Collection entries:
========================================================================
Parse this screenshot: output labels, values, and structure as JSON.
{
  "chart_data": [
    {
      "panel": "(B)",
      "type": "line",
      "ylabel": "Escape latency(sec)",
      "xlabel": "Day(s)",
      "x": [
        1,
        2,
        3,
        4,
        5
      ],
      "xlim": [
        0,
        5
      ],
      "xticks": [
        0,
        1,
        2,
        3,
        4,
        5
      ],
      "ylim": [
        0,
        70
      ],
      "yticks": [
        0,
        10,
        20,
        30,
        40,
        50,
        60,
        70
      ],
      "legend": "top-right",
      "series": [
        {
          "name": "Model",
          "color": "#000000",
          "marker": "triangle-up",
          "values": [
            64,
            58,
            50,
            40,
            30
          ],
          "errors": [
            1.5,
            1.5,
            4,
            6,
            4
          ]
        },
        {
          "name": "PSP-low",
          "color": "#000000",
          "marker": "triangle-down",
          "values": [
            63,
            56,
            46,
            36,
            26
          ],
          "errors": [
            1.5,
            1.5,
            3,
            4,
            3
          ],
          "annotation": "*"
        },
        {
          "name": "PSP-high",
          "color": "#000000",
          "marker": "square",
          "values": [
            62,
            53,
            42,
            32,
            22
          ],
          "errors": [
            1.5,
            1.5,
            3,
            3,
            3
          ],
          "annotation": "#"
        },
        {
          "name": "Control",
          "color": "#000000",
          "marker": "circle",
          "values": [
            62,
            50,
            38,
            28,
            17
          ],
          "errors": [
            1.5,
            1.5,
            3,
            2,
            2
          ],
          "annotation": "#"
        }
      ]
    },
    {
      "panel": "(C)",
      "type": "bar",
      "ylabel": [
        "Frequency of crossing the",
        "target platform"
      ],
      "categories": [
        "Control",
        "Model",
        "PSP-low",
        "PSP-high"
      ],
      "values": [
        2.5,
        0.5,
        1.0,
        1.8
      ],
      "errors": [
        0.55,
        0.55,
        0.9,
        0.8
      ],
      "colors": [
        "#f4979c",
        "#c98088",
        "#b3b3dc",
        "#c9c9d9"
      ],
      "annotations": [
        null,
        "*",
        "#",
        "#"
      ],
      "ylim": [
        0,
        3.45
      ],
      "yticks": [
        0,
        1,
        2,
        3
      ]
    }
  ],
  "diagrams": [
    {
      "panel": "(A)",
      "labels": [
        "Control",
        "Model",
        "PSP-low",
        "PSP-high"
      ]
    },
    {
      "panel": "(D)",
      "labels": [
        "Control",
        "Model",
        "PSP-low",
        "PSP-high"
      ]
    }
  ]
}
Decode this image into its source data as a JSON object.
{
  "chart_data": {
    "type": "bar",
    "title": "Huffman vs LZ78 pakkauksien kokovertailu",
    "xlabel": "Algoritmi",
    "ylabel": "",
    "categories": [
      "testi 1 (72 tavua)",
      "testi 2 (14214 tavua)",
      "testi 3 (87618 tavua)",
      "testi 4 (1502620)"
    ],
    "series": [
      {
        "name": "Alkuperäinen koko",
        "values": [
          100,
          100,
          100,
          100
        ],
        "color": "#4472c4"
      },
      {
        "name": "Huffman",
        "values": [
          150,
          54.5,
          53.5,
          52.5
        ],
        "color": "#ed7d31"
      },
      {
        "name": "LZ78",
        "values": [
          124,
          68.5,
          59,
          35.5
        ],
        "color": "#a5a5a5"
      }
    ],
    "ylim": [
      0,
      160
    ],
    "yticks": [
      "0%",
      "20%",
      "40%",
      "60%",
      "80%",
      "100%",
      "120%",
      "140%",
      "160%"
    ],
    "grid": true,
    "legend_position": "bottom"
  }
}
========================================================================
__Written instruction__:
Reproduce the data in its entirety, matching each character.

__Response__:
Parse this screenshot: output labels, values, and structure as JSON.
{
  "chart_data": [
    {
      "panel": "(B)",
      "type": "line",
      "ylabel": "Escape latency(sec)",
      "xlabel": "Day(s)",
      "x": [
        1,
        2,
        3,
        4,
        5
      ],
      "xlim": [
        0,
        5
      ],
      "xticks": [
        0,
        1,
        2,
        3,
        4,
        5
      ],
      "ylim": [
        0,
        70
      ],
      "yticks": [
        0,
        10,
        20,
        30,
        40,
        50,
        60,
        70
      ],
      "legend": "top-right",
      "series": [
        {
          "name": "Model",
          "color": "#000000",
          "marker": "triangle-up",
          "values": [
            64,
            58,
            50,
            40,
            30
          ],
          "errors": [
            1.5,
            1.5,
            4,
            6,
            4
          ]
        },
        {
          "name": "PSP-low",
          "color": "#000000",
          "marker": "triangle-down",
          "values": [
            63,
            56,
            46,
            36,
            26
          ],
          "errors": [
            1.5,
            1.5,
            3,
            4,
            3
          ],
          "annotation": "*"
        },
        {
          "name": "PSP-high",
          "color": "#000000",
          "marker": "square",
          "values": [
            62,
            53,
            42,
            32,
            22
          ],
          "errors": [
            1.5,
            1.5,
            3,
            3,
            3
          ],
          "annotation": "#"
        },
        {
          "name": "Control",
          "color": "#000000",
          "marker": "circle",
          "values": [
            62,
            50,
            38,
            28,
            17
          ],
          "errors": [
            1.5,
            1.5,
            3,
            2,
            2
          ],
          "annotation": "#"
        }
      ]
    },
    {
      "panel": "(C)",
      "type": "bar",
      "ylabel": [
        "Frequency of crossing the",
        "target platform"
      ],
      "categories": [
        "Control",
        "Model",
        "PSP-low",
        "PSP-high"
      ],
      "values": [
        2.5,
        0.5,
        1.0,
        1.8
      ],
      "errors": [
        0.55,
        0.55,
        0.9,
        0.8
      ],
      "colors": [
        "#f4979c",
        "#c98088",
        "#b3b3dc",
        "#c9c9d9"
      ],
      "annotations": [
        null,
        "*",
        "#",
        "#"
      ],
      "ylim": [
        0,
        3.45
      ],
      "yticks": [
        0,
        1,
        2,
        3
      ]
    }
  ],
  "diagrams": [
    {
      "panel": "(A)",
      "labels": [
        "Control",
        "Model",
        "PSP-low",
        "PSP-high"
      ]
    },
    {
      "panel": "(D)",
      "labels": [
        "Control",
        "Model",
        "PSP-low",
        "PSP-high"
      ]
    }
  ]
}
Decode this image into its source data as a JSON object.
{
  "chart_data": {
    "type": "bar",
    "title": "Huffman vs LZ78 pakkauksien kokovertailu",
    "xlabel": "Algoritmi",
    "ylabel": "",
    "categories": [
      "testi 1 (72 tavua)",
      "testi 2 (14214 tavua)",
      "testi 3 (87618 tavua)",
      "testi 4 (1502620)"
    ],
    "series": [
      {
        "name": "Alkuperäinen koko",
        "values": [
          100,
          100,
          100,
          100
        ],
        "color": "#4472c4"
      },
      {
        "name": "Huffman",
        "values": [
          150,
          54.5,
          53.5,
          52.5
        ],
        "color": "#ed7d31"
      },
      {
        "name": "LZ78",
        "values": [
          124,
          68.5,
          59,
          35.5
        ],
        "color": "#a5a5a5"
      }
    ],
    "ylim": [
      0,
      160
    ],
    "yticks": [
      "0%",
      "20%",
      "40%",
      "60%",
      "80%",
      "100%",
      "120%",
      "140%",
      "160%"
    ],
    "grid": true,
    "legend_position": "bottom"
  }
}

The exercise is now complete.